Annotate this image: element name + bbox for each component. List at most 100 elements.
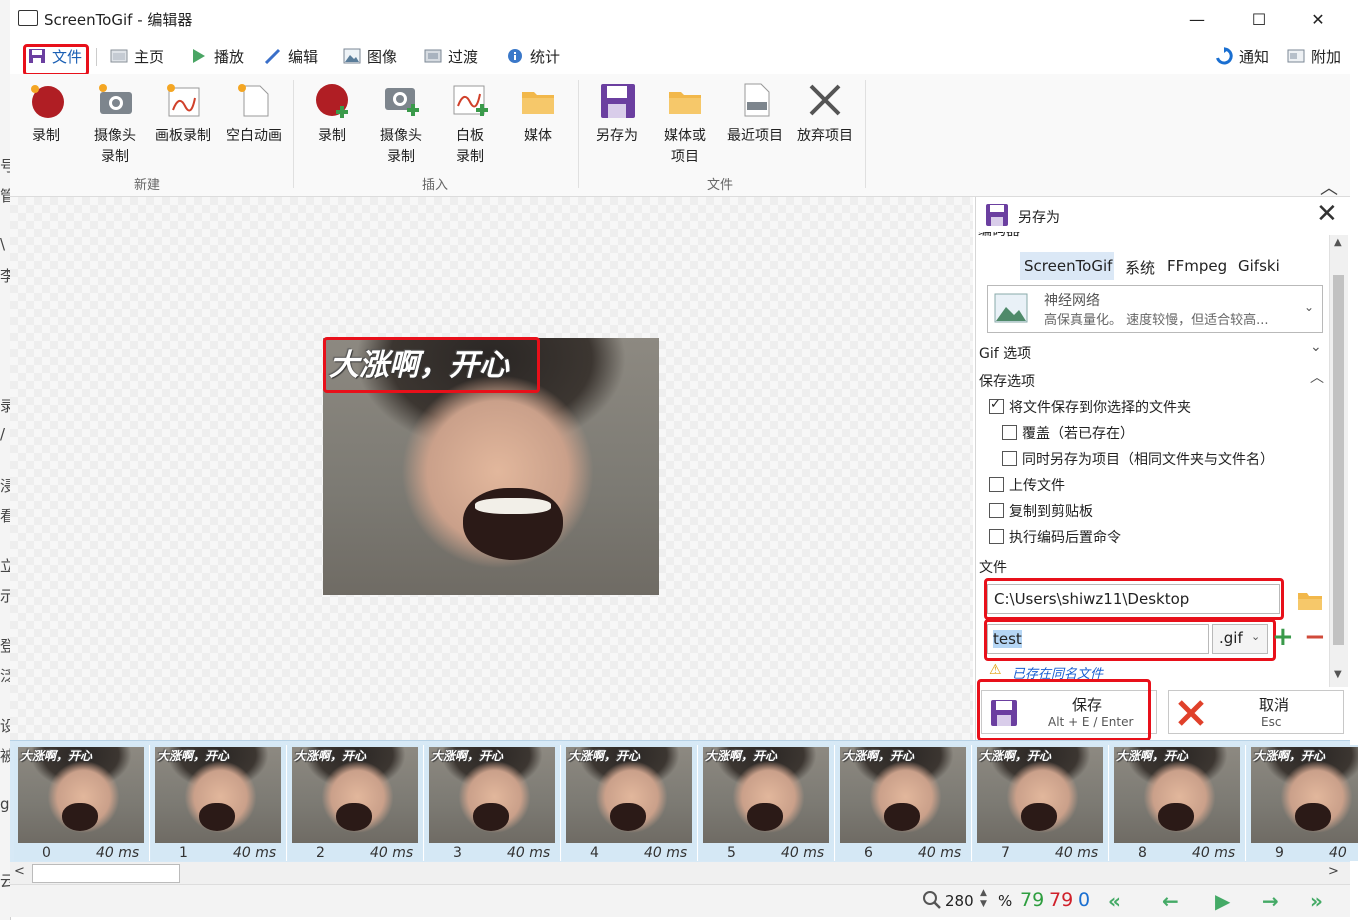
thumbnail-caption: 大涨啊，开心	[431, 749, 504, 763]
tab-play[interactable]: 播放	[190, 44, 244, 68]
zoom-value[interactable]: 280	[945, 892, 974, 910]
tab-transition[interactable]: 过渡	[424, 44, 478, 68]
frame-item[interactable]: 大涨啊，开心 2 40 ms	[288, 745, 424, 861]
chevron-down-icon: ⌄	[1303, 300, 1314, 314]
info-icon	[508, 49, 522, 63]
encoder-tab-screentogif[interactable]: ScreenToGif	[1024, 257, 1112, 275]
tab-image[interactable]: 图像	[343, 44, 397, 68]
encoder-tab-system[interactable]: 系统	[1125, 257, 1155, 278]
frame-item[interactable]: 大涨啊，开心 1 40 ms	[151, 745, 287, 861]
frame-item[interactable]: 大涨啊，开心 9 40	[1247, 745, 1358, 861]
frame-item[interactable]: 大涨啊，开心 4 40 ms	[562, 745, 698, 861]
thumbnail-caption: 大涨啊，开心	[979, 749, 1052, 763]
scroll-down-icon[interactable]: ▼	[1334, 669, 1342, 680]
tab-label: 统计	[530, 47, 561, 66]
save-as-project-checkbox[interactable]	[1002, 451, 1017, 466]
frame-list-scrollbar[interactable]: < >	[10, 862, 1350, 884]
tab-home[interactable]: 主页	[110, 44, 164, 68]
scrollbar-thumb[interactable]	[1333, 275, 1344, 645]
tab-label: 播放	[214, 47, 245, 66]
frame-item[interactable]: 大涨啊，开心 3 40 ms	[425, 745, 561, 861]
save-to-folder-checkbox[interactable]	[989, 397, 1004, 414]
insert-board-recording-button[interactable]: 白板 录制	[450, 80, 490, 168]
insert-recording-button[interactable]: 录制	[310, 80, 354, 147]
close-button[interactable]: ✕	[1295, 4, 1341, 34]
minimize-button[interactable]: —	[1174, 4, 1220, 34]
media-or-project-button[interactable]: 媒体或 项目	[660, 80, 710, 168]
next-frame-icon[interactable]: →	[1262, 889, 1279, 913]
extras-button[interactable]: 附加	[1287, 44, 1341, 68]
frame-detail	[62, 803, 98, 831]
remove-icon[interactable]: −	[1304, 622, 1326, 652]
upload-checkbox[interactable]	[989, 477, 1004, 492]
new-blank-animation-button[interactable]: 空白动画	[220, 80, 288, 147]
close-panel-button[interactable]: ✕	[1316, 199, 1338, 229]
add-icon[interactable]: +	[1272, 622, 1294, 652]
panel-scrollbar[interactable]: ▲ ▼	[1329, 235, 1348, 687]
save-as-button[interactable]: 另存为	[592, 80, 642, 147]
new-webcam-recording-button[interactable]: 摄像头 录制	[88, 80, 142, 168]
new-board-recording-button[interactable]: 画板录制	[150, 80, 216, 147]
discard-project-button[interactable]: 放弃项目	[792, 80, 858, 147]
save-options-header[interactable]: 保存选项	[979, 371, 1035, 391]
tab-statistics[interactable]: 统计	[506, 44, 560, 68]
previous-frame-icon[interactable]: ←	[1162, 889, 1179, 913]
scroll-left-icon[interactable]: <	[14, 864, 25, 879]
gif-options-header[interactable]: Gif 选项	[979, 343, 1031, 363]
frame-item[interactable]: 大涨啊，开心 0 40 ms	[14, 745, 150, 861]
window-title: ScreenToGif - 编辑器	[44, 11, 193, 29]
frame-detail	[884, 803, 920, 831]
maximize-button[interactable]: ☐	[1236, 4, 1282, 34]
tab-edit[interactable]: 编辑	[264, 44, 318, 68]
button-label: 录制	[32, 128, 60, 144]
frame-item[interactable]: 大涨啊，开心 6 40 ms	[836, 745, 972, 861]
first-frame-icon[interactable]: «	[1108, 889, 1121, 913]
zoom-stepper[interactable]: ▲ ▼	[980, 888, 987, 910]
warning-icon: ⚠	[989, 662, 1002, 678]
play-icon[interactable]: ▶	[1215, 889, 1230, 913]
notifications-button[interactable]: 通知	[1215, 44, 1269, 68]
encoder-heading: 编码器	[978, 232, 1020, 240]
record-icon	[26, 80, 66, 120]
frame-item[interactable]: 大涨啊，开心 7 40 ms	[973, 745, 1109, 861]
scrollbar-thumb[interactable]	[32, 864, 180, 883]
frame-thumbnail: 大涨啊，开心	[703, 747, 829, 843]
discard-x-icon	[805, 80, 845, 120]
save-as-panel: 另存为 ✕ 编码器 ScreenToGif 系统 FFmpeg Gifski 神…	[975, 197, 1351, 741]
overwrite-checkbox[interactable]	[1002, 425, 1017, 440]
frame-thumbnail: 大涨啊，开心	[429, 747, 555, 843]
last-frame-icon[interactable]: »	[1310, 889, 1323, 913]
extras-label: 附加	[1311, 47, 1342, 66]
post-command-checkbox[interactable]	[989, 529, 1004, 544]
cancel-button[interactable]: 取消 Esc	[1168, 690, 1344, 734]
encoder-tab-gifski[interactable]: Gifski	[1238, 257, 1280, 275]
button-label: 摄像头 录制	[380, 128, 422, 165]
recent-projects-button[interactable]: 最近项目	[722, 80, 788, 147]
insert-webcam-recording-button[interactable]: 摄像头 录制	[374, 80, 428, 168]
preset-dropdown[interactable]: 神经网络 高保真量化。 速度较慢，但适合较高... ⌄	[987, 285, 1323, 333]
tab-file[interactable]: 文件	[28, 44, 82, 68]
scroll-up-icon[interactable]: ▲	[1334, 237, 1342, 248]
copy-clipboard-checkbox[interactable]	[989, 503, 1004, 518]
tab-label: 图像	[367, 47, 398, 66]
preset-name: 神经网络	[1044, 293, 1100, 309]
frame-number: 2	[316, 845, 325, 861]
insert-media-button[interactable]: 媒体	[518, 80, 558, 147]
scroll-right-icon[interactable]: >	[1328, 864, 1339, 879]
new-recording-button[interactable]: 录制	[24, 80, 68, 147]
frame-delay: 40 ms	[1055, 845, 1099, 861]
browse-folder-icon[interactable]	[1296, 589, 1324, 611]
home-icon	[110, 49, 128, 63]
chevron-down-icon[interactable]: ⌄	[1310, 339, 1322, 355]
camera-plus-icon	[381, 80, 421, 120]
chevron-up-icon[interactable]: ︿	[1310, 367, 1324, 387]
blank-page-icon	[234, 80, 274, 120]
encoder-tab-ffmpeg[interactable]: FFmpeg	[1167, 257, 1227, 275]
frame-canvas[interactable]: 大涨啊，开心	[10, 197, 973, 740]
highlight-save-button	[977, 679, 1151, 741]
frame-list[interactable]: 大涨啊，开心 0 40 ms 大涨啊，开心 1 40 ms 大涨啊，开心 2 40 ms 大涨啊，…	[10, 740, 1358, 863]
frame-item[interactable]: 大涨啊，开心 5 40 ms	[699, 745, 835, 861]
frame-detail	[1295, 803, 1331, 831]
frame-item[interactable]: 大涨啊，开心 8 40 ms	[1110, 745, 1246, 861]
option-label: 上传文件	[1009, 478, 1065, 494]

§

* INSTRUCTIONS FOR THE TASK: Echo the stretch of the material from the line that contains "749, 504, 763]" through the line that contains "257, 1155, 278]".

* EXERCISE SOLUTION:
thumbnail-caption: 大涨啊，开心	[431, 749, 504, 763]
tab-play[interactable]: 播放	[190, 44, 244, 68]
zoom-value[interactable]: 280	[945, 892, 974, 910]
tab-transition[interactable]: 过渡	[424, 44, 478, 68]
frame-item[interactable]: 大涨啊，开心 2 40 ms	[288, 745, 424, 861]
chevron-down-icon: ⌄	[1303, 300, 1314, 314]
info-icon	[508, 49, 522, 63]
encoder-tab-screentogif[interactable]: ScreenToGif	[1024, 257, 1112, 275]
tab-image[interactable]: 图像	[343, 44, 397, 68]
encoder-tab-system[interactable]: 系统	[1125, 257, 1155, 278]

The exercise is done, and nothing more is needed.